* **Stated task**:
The listing beneath should be written out in full, exactly as shown.

* **Exercise inputs**:
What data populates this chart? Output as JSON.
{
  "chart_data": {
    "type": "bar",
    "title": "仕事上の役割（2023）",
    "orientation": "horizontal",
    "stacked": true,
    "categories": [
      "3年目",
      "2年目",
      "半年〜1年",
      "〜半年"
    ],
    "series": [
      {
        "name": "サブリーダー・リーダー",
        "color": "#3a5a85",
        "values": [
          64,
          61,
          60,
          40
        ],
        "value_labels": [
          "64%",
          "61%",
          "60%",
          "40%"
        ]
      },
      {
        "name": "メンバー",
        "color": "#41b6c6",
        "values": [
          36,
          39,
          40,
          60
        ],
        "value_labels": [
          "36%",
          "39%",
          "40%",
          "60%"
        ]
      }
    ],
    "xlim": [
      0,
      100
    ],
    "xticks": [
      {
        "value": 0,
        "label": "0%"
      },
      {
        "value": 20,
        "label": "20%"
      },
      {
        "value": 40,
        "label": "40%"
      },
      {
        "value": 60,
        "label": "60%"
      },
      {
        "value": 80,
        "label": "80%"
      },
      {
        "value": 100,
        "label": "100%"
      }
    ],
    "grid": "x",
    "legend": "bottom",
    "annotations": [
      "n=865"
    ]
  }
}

* **Output for this task**:
What data populates this chart? Output as JSON.
{
  "chart_data": {
    "type": "bar",
    "title": "仕事上の役割（2023）",
    "orientation": "horizontal",
    "stacked": true,
    "categories": [
      "3年目",
      "2年目",
      "半年〜1年",
      "〜半年"
    ],
    "series": [
      {
        "name": "サブリーダー・リーダー",
        "color": "#3a5a85",
        "values": [
          64,
          61,
          60,
          40
        ],
        "value_labels": [
          "64%",
          "61%",
          "60%",
          "40%"
        ]
      },
      {
        "name": "メンバー",
        "color": "#41b6c6",
        "values": [
          36,
          39,
          40,
          60
        ],
        "value_labels": [
          "36%",
          "39%",
          "40%",
          "60%"
        ]
      }
    ],
    "xlim": [
      0,
      100
    ],
    "xticks": [
      {
        "value": 0,
        "label": "0%"
      },
      {
        "value": 20,
        "label": "20%"
      },
      {
        "value": 40,
        "label": "40%"
      },
      {
        "value": 60,
        "label": "60%"
      },
      {
        "value": 80,
        "label": "80%"
      },
      {
        "value": 100,
        "label": "100%"
      }
    ],
    "grid": "x",
    "legend": "bottom",
    "annotations": [
      "n=865"
    ]
  }
}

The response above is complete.